Data entries:
###

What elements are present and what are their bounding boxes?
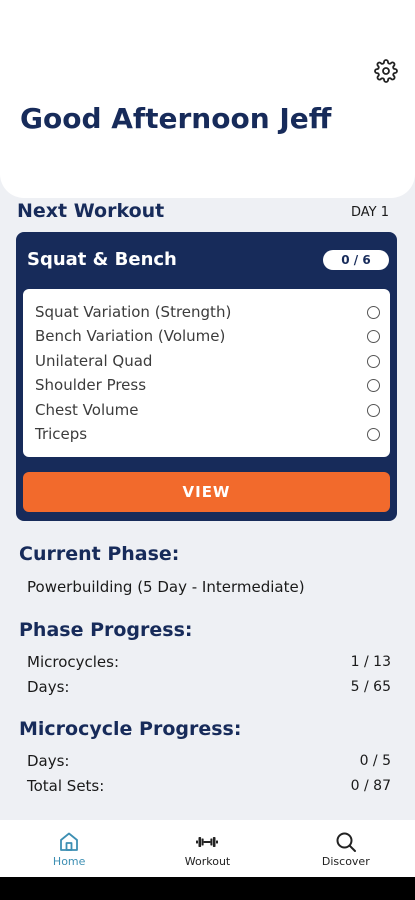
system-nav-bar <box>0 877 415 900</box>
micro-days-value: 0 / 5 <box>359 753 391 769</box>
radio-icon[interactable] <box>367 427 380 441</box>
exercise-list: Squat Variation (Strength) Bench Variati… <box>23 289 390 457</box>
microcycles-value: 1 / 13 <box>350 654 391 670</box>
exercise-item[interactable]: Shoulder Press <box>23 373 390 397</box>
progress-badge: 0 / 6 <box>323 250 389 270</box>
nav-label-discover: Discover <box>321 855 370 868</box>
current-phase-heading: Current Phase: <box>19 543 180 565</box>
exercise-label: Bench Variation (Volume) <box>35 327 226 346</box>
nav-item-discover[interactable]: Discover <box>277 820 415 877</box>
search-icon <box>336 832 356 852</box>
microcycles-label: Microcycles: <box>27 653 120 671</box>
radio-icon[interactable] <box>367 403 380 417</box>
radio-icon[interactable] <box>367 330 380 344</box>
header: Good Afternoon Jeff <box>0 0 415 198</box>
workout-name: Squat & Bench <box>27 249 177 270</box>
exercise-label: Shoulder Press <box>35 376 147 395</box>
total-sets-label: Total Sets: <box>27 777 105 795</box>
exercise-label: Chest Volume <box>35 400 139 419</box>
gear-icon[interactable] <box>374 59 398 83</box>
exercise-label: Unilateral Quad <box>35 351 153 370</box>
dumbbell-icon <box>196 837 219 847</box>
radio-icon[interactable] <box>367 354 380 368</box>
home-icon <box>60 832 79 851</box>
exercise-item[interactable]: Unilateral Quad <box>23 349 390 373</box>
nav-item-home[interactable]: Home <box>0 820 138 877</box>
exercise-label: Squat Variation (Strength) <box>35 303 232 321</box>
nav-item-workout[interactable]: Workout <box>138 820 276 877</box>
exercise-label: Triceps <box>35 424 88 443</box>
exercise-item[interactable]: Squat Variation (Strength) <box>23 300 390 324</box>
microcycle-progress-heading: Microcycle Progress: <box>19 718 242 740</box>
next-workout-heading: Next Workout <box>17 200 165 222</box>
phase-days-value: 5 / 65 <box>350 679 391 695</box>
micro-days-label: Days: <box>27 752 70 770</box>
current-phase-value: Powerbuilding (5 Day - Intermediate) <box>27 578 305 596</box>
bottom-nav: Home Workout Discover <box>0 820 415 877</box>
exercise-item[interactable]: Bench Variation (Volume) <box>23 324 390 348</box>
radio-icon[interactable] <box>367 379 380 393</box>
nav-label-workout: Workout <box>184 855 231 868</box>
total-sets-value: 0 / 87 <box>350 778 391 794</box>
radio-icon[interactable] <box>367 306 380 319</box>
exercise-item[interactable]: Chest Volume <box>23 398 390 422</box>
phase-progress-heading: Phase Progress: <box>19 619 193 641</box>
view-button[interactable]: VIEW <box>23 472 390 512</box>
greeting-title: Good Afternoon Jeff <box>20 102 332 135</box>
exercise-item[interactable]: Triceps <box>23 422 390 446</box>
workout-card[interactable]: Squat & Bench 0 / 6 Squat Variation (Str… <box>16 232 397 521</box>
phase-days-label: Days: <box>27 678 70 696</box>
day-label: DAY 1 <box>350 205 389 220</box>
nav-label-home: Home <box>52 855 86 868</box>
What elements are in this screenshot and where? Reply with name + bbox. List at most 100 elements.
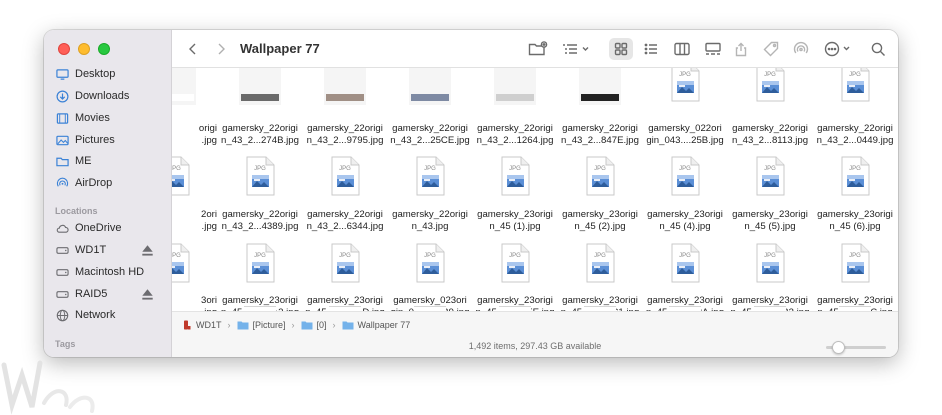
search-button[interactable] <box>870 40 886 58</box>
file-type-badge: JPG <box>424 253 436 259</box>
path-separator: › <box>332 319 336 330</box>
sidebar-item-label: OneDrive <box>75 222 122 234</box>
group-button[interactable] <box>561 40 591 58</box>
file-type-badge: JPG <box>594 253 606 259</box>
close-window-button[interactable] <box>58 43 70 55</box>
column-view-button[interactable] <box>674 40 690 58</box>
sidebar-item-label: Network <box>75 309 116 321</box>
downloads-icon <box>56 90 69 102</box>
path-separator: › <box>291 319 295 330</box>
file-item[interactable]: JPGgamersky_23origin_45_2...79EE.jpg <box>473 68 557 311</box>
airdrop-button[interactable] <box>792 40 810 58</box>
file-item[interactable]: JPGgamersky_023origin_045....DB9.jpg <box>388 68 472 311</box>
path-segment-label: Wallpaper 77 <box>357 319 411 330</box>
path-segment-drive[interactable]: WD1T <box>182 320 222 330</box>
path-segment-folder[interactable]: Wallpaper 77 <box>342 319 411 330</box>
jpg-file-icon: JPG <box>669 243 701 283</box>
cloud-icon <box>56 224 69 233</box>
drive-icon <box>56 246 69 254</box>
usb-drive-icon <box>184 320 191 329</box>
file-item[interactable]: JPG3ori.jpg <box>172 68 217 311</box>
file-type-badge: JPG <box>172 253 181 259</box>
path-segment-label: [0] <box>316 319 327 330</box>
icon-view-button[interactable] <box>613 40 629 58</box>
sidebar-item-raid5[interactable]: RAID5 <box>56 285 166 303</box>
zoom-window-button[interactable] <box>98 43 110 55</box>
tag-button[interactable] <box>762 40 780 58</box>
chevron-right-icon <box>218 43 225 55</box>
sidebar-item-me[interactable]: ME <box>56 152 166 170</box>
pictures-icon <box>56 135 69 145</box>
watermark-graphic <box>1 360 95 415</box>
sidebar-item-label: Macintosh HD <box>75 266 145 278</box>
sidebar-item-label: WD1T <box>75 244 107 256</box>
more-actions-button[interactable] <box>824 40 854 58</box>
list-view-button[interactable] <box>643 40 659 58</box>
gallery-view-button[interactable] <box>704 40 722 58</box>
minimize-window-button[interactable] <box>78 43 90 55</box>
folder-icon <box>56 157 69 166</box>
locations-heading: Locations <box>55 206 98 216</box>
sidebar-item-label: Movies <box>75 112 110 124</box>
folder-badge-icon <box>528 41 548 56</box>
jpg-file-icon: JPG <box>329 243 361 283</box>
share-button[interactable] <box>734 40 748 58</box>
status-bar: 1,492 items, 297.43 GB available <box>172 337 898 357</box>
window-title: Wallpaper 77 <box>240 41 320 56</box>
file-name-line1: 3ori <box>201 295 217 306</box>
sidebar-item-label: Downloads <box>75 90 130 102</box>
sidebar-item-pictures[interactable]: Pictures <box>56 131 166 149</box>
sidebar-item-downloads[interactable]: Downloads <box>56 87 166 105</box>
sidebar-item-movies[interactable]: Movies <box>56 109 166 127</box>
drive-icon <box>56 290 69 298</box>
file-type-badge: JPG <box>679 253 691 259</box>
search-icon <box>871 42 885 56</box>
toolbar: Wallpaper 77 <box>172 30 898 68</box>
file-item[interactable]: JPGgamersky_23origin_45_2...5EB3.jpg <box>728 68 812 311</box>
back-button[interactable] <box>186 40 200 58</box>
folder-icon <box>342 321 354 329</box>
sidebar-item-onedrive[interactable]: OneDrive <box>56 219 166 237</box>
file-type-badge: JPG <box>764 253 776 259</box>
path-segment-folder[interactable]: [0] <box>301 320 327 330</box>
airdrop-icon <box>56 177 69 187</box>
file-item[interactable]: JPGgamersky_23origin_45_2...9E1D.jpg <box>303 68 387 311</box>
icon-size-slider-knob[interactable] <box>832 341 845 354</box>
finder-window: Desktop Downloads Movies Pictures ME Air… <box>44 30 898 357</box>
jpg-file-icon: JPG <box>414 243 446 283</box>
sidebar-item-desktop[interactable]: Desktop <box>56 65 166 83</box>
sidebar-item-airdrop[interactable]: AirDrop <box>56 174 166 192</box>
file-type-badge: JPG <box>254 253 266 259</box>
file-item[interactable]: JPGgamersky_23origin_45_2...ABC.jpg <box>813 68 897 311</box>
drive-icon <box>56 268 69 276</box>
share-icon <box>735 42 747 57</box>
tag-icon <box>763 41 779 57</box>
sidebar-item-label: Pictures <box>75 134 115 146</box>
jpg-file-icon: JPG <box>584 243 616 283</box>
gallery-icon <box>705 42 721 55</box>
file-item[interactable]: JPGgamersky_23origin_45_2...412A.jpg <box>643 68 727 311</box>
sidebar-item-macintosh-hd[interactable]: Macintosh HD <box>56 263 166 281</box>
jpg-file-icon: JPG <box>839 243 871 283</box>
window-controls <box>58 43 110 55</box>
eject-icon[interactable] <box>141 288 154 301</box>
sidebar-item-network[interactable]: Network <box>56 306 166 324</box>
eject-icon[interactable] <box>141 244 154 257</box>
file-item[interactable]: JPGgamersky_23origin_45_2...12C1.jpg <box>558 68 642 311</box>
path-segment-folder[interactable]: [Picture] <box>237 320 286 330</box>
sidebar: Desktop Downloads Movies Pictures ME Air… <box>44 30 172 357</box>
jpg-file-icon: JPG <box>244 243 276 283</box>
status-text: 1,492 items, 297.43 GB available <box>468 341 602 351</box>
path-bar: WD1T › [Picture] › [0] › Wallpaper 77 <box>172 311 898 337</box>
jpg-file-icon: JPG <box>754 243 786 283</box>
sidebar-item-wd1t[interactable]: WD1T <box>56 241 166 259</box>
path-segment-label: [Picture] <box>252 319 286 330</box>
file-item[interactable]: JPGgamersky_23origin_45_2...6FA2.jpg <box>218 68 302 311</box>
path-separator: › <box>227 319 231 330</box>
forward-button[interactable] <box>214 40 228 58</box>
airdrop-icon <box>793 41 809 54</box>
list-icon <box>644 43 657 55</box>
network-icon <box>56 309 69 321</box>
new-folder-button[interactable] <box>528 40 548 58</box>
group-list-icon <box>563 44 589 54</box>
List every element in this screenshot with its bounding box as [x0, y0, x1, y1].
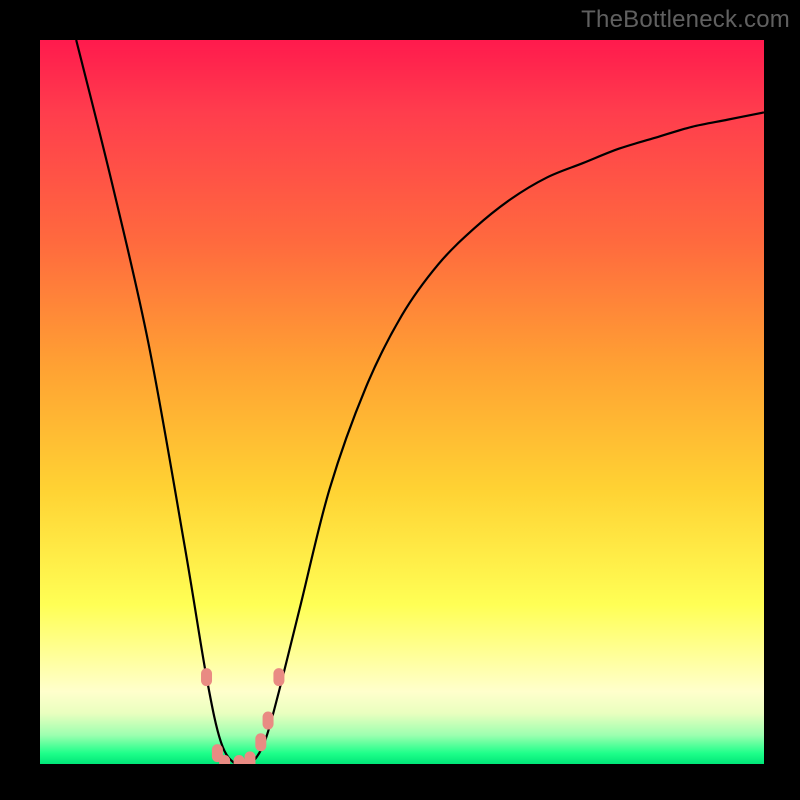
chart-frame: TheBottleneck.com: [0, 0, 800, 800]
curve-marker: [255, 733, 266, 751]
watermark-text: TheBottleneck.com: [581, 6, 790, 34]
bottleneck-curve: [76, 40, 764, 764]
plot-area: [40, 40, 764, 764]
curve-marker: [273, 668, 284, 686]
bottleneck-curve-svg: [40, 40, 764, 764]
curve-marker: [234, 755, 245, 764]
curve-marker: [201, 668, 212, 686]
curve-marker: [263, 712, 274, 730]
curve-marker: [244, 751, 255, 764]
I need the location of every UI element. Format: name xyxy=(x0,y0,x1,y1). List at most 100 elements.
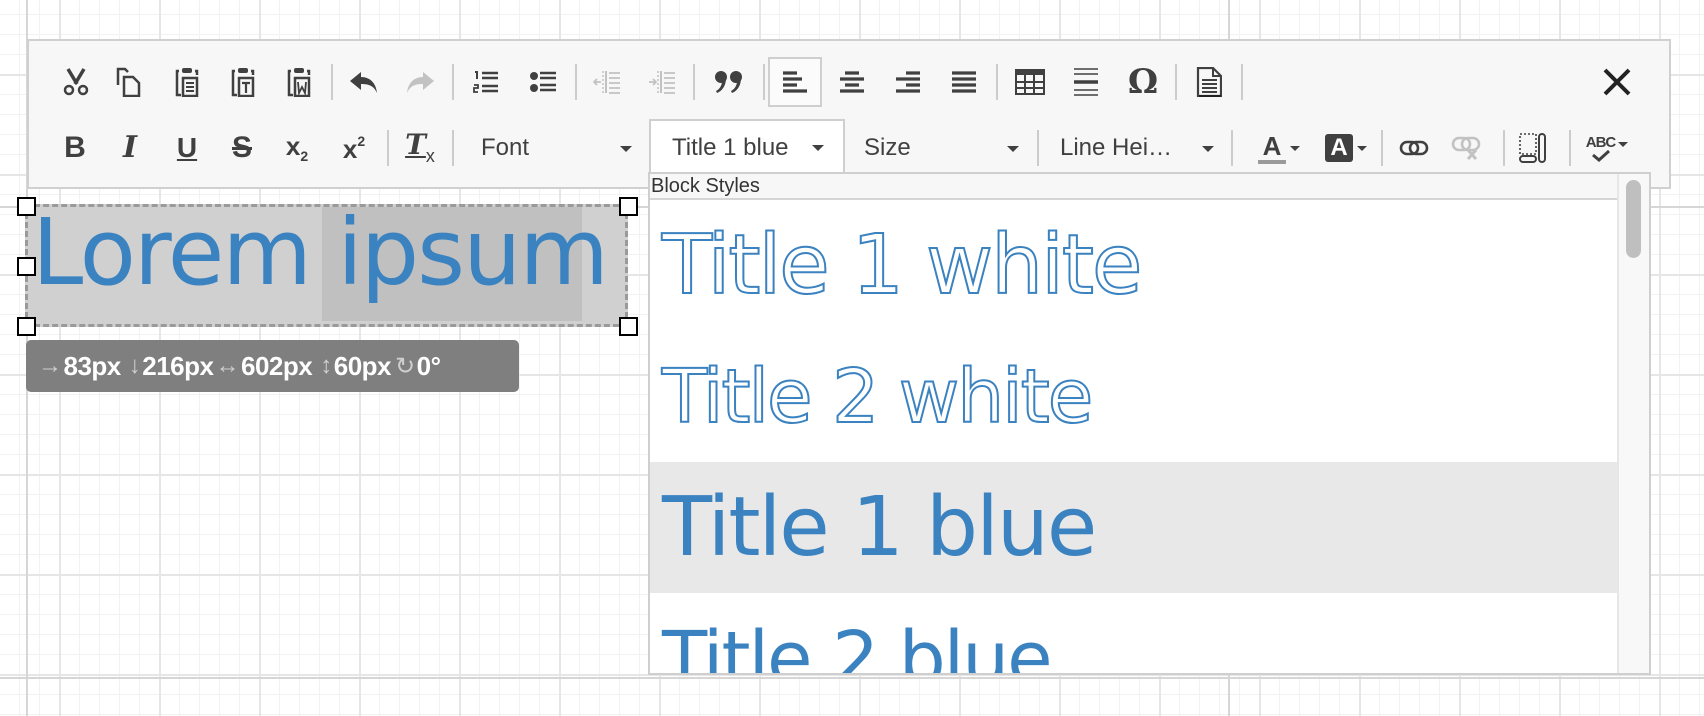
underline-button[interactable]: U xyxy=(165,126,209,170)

###

> [PROMPT]: Which lines in the entries above contain the string "status"? Copy each of those lines in full.

> [REPLY]:
status-bar: 1,492 items, 297.43 GB available <box>172 337 898 357</box>
status-text: 1,492 items, 297.43 GB available <box>468 341 602 351</box>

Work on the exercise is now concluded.